**SET PROBLEM:** Without including the pictures, copy out every line below.

**DATASET ENTRIES:**

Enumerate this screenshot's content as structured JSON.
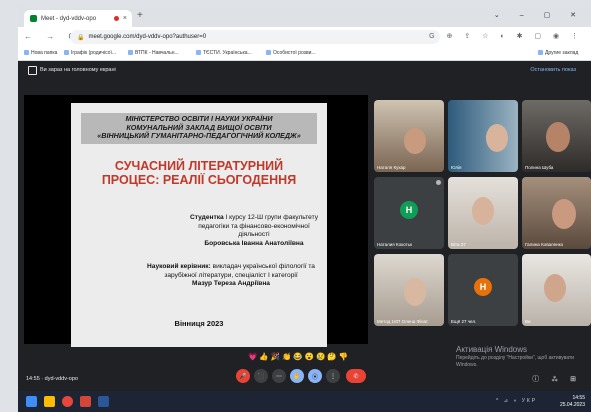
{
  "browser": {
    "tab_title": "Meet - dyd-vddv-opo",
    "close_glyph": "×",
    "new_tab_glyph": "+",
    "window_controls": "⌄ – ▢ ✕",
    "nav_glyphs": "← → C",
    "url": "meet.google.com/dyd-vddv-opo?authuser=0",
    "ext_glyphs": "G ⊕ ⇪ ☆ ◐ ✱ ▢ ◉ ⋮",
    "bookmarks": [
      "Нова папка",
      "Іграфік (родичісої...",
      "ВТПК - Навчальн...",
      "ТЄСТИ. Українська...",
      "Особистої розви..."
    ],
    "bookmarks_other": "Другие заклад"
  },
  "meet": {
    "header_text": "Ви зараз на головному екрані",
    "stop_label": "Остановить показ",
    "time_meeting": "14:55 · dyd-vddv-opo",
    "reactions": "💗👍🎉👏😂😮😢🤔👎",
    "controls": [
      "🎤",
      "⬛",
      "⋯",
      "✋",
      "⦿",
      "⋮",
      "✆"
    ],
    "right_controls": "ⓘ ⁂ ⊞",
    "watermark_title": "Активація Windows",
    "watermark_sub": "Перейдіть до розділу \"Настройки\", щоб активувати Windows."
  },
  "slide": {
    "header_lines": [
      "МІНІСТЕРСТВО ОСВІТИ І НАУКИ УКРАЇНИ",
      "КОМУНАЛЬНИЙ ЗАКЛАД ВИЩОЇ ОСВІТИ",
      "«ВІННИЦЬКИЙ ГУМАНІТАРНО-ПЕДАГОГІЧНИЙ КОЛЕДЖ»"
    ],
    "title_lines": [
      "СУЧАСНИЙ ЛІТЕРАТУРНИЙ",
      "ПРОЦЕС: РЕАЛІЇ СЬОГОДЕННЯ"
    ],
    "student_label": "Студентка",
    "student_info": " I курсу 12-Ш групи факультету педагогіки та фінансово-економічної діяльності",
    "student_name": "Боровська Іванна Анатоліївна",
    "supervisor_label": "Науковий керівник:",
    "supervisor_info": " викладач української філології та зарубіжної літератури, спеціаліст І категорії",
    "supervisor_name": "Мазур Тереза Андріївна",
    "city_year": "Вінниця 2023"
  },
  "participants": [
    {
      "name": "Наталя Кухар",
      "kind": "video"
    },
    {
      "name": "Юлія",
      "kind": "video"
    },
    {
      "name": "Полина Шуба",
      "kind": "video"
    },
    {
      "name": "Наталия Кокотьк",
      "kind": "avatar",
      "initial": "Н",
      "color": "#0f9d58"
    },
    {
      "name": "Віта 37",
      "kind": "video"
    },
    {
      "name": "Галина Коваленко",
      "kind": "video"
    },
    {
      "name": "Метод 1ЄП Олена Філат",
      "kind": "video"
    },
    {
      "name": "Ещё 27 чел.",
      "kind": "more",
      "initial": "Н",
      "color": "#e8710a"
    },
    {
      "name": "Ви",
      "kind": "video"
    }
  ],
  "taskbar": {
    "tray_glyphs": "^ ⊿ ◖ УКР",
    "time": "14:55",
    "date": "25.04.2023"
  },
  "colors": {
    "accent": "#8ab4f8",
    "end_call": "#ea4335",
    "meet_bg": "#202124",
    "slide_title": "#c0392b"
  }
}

**EXERCISE ANSWER:**
Enumerate this screenshot's content as structured JSON.
{
  "browser": {
    "tab_title": "Meet - dyd-vddv-opo",
    "close_glyph": "×",
    "new_tab_glyph": "+",
    "window_controls": "⌄ – ▢ ✕",
    "nav_glyphs": "← → C",
    "url": "meet.google.com/dyd-vddv-opo?authuser=0",
    "ext_glyphs": "G ⊕ ⇪ ☆ ◐ ✱ ▢ ◉ ⋮",
    "bookmarks": [
      "Нова папка",
      "Іграфік (родичісої...",
      "ВТПК - Навчальн...",
      "ТЄСТИ. Українська...",
      "Особистої розви..."
    ],
    "bookmarks_other": "Другие заклад"
  },
  "meet": {
    "header_text": "Ви зараз на головному екрані",
    "stop_label": "Остановить показ",
    "time_meeting": "14:55 · dyd-vddv-opo",
    "reactions": "💗👍🎉👏😂😮😢🤔👎",
    "controls": [
      "🎤",
      "⬛",
      "⋯",
      "✋",
      "⦿",
      "⋮",
      "✆"
    ],
    "right_controls": "ⓘ ⁂ ⊞",
    "watermark_title": "Активація Windows",
    "watermark_sub": "Перейдіть до розділу \"Настройки\", щоб активувати Windows."
  },
  "slide": {
    "header_lines": [
      "МІНІСТЕРСТВО ОСВІТИ І НАУКИ УКРАЇНИ",
      "КОМУНАЛЬНИЙ ЗАКЛАД ВИЩОЇ ОСВІТИ",
      "«ВІННИЦЬКИЙ ГУМАНІТАРНО-ПЕДАГОГІЧНИЙ КОЛЕДЖ»"
    ],
    "title_lines": [
      "СУЧАСНИЙ ЛІТЕРАТУРНИЙ",
      "ПРОЦЕС: РЕАЛІЇ СЬОГОДЕННЯ"
    ],
    "student_label": "Студентка",
    "student_info": " I курсу 12-Ш групи факультету педагогіки та фінансово-економічної діяльності",
    "student_name": "Боровська Іванна Анатоліївна",
    "supervisor_label": "Науковий керівник:",
    "supervisor_info": " викладач української філології та зарубіжної літератури, спеціаліст І категорії",
    "supervisor_name": "Мазур Тереза Андріївна",
    "city_year": "Вінниця 2023"
  },
  "participants": [
    {
      "name": "Наталя Кухар",
      "kind": "video"
    },
    {
      "name": "Юлія",
      "kind": "video"
    },
    {
      "name": "Полина Шуба",
      "kind": "video"
    },
    {
      "name": "Наталия Кокотьк",
      "kind": "avatar",
      "initial": "Н",
      "color": "#0f9d58"
    },
    {
      "name": "Віта 37",
      "kind": "video"
    },
    {
      "name": "Галина Коваленко",
      "kind": "video"
    },
    {
      "name": "Метод 1ЄП Олена Філат",
      "kind": "video"
    },
    {
      "name": "Ещё 27 чел.",
      "kind": "more",
      "initial": "Н",
      "color": "#e8710a"
    },
    {
      "name": "Ви",
      "kind": "video"
    }
  ],
  "taskbar": {
    "tray_glyphs": "^ ⊿ ◖ УКР",
    "time": "14:55",
    "date": "25.04.2023"
  },
  "colors": {
    "accent": "#8ab4f8",
    "end_call": "#ea4335",
    "meet_bg": "#202124",
    "slide_title": "#c0392b"
  }
}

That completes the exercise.